─── Records shown ───

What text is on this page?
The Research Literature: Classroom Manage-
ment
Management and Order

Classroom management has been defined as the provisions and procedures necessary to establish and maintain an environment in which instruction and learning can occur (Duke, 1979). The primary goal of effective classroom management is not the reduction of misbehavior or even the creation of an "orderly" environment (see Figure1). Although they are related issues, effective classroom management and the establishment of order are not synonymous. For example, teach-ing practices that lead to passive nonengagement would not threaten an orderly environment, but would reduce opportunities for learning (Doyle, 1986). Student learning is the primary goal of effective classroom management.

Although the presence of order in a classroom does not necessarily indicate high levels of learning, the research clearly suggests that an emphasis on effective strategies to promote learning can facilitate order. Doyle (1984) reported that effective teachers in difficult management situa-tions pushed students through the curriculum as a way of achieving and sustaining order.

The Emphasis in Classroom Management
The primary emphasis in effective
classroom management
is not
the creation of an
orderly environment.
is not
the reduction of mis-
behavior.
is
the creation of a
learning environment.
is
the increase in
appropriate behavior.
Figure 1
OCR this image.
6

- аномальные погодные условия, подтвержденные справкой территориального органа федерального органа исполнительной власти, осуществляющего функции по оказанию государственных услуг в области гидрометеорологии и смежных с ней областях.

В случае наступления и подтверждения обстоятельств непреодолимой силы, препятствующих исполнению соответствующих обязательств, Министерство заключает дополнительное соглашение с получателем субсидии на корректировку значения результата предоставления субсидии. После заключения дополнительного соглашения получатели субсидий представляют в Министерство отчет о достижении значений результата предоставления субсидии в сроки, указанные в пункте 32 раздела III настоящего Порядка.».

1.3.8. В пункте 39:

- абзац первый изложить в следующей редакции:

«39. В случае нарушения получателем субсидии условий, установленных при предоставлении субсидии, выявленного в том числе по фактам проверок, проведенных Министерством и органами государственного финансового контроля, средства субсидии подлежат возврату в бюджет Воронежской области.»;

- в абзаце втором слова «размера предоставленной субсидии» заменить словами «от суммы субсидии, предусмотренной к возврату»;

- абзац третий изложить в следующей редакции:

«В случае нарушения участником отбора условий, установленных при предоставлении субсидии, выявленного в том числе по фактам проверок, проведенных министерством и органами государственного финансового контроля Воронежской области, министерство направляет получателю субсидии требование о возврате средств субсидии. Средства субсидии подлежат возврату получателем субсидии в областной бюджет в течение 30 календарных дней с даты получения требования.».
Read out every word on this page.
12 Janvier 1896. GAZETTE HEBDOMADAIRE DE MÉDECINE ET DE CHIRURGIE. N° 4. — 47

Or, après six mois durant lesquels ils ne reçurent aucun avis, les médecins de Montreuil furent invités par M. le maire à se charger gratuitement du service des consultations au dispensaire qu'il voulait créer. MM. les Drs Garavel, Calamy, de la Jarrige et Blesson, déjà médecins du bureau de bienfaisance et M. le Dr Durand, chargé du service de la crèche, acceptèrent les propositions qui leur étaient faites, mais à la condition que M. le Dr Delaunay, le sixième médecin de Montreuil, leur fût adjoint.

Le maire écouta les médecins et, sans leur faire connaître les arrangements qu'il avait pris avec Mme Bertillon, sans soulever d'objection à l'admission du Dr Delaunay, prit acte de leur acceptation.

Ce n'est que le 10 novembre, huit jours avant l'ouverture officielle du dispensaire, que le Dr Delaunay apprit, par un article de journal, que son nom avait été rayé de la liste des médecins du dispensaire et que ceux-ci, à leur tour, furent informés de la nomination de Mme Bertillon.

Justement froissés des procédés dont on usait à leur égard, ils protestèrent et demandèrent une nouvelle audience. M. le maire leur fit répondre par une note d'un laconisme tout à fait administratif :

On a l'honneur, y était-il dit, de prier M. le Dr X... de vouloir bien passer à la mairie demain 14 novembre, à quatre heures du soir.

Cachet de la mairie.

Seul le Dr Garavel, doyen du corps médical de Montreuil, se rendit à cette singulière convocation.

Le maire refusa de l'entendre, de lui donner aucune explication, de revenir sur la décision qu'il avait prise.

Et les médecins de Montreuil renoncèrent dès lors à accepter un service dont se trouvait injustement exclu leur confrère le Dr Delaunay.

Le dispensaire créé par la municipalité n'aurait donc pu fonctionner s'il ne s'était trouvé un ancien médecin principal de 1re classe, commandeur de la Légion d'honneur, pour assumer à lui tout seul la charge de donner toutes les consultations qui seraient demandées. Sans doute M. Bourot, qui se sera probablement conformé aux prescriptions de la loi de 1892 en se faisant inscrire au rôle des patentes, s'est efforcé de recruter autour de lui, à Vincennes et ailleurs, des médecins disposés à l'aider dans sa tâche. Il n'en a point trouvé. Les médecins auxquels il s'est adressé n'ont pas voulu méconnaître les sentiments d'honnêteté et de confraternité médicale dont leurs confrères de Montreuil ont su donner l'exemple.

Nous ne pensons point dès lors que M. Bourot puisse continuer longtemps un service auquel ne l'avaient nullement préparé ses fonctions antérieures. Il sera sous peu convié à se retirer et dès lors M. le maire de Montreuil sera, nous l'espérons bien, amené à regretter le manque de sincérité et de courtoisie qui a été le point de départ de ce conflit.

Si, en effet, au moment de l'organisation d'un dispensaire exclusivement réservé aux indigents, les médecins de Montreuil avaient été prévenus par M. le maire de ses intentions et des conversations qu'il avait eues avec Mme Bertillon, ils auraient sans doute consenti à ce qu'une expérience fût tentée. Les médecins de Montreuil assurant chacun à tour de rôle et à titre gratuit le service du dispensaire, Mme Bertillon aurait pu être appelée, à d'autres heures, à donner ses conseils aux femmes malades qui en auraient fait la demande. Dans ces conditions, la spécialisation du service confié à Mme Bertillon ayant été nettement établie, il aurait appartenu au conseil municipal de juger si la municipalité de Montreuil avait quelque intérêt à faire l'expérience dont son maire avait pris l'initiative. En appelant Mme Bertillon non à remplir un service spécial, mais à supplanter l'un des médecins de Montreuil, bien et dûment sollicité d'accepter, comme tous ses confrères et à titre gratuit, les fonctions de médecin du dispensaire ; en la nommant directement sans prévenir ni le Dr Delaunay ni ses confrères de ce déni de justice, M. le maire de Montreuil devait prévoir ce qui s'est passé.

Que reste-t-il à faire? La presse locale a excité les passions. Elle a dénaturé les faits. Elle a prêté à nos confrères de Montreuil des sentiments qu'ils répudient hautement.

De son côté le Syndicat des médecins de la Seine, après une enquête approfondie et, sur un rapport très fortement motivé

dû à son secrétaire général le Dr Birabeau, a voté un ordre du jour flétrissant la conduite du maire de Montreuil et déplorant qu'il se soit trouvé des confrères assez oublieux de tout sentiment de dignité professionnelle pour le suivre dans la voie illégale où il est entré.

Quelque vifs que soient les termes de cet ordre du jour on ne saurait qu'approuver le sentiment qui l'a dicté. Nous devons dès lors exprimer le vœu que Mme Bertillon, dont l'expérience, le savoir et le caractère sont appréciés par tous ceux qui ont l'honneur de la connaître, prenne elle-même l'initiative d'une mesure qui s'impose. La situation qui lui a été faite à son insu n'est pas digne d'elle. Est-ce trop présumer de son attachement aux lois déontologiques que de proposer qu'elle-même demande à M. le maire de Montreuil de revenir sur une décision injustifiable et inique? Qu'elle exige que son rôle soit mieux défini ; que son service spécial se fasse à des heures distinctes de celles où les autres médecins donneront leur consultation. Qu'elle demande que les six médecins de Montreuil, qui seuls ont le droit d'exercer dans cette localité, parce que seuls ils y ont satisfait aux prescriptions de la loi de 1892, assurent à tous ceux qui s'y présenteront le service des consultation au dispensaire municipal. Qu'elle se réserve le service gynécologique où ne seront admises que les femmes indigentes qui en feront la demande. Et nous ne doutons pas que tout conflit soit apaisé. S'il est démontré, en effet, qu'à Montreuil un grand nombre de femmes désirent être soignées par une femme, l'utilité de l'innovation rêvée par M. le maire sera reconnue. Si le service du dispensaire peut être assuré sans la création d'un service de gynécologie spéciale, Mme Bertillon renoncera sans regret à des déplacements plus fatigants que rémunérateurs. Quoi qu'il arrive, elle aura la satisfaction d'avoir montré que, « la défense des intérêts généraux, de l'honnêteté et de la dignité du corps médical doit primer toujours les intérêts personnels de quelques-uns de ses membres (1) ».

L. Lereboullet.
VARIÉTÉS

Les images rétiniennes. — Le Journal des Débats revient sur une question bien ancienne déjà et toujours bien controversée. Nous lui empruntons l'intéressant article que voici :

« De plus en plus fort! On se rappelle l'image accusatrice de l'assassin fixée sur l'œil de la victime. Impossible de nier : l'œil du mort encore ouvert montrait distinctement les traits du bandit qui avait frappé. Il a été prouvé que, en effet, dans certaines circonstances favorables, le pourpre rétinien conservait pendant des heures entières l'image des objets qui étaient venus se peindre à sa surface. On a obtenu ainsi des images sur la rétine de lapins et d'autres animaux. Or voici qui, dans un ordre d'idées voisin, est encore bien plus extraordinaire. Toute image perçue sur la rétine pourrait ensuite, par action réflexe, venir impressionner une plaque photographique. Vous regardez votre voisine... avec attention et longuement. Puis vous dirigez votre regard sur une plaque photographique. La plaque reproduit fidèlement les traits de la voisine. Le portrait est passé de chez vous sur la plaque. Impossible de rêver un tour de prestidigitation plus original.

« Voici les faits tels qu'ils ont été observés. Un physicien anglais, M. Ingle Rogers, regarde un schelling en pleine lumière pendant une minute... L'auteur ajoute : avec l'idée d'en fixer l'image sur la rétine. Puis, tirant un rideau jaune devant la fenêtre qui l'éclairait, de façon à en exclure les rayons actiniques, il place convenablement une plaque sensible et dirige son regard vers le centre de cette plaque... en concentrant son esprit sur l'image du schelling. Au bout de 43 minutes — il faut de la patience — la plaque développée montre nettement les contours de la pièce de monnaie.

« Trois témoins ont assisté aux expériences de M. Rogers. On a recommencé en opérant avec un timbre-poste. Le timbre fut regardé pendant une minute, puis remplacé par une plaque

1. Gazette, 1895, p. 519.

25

───

● Work to do: Gather each line in the entries above where the string "следующей" is found.

● Solution for this problem:
- абзац первый изложить в следующей редакции:
- абзац третий изложить в следующей редакции:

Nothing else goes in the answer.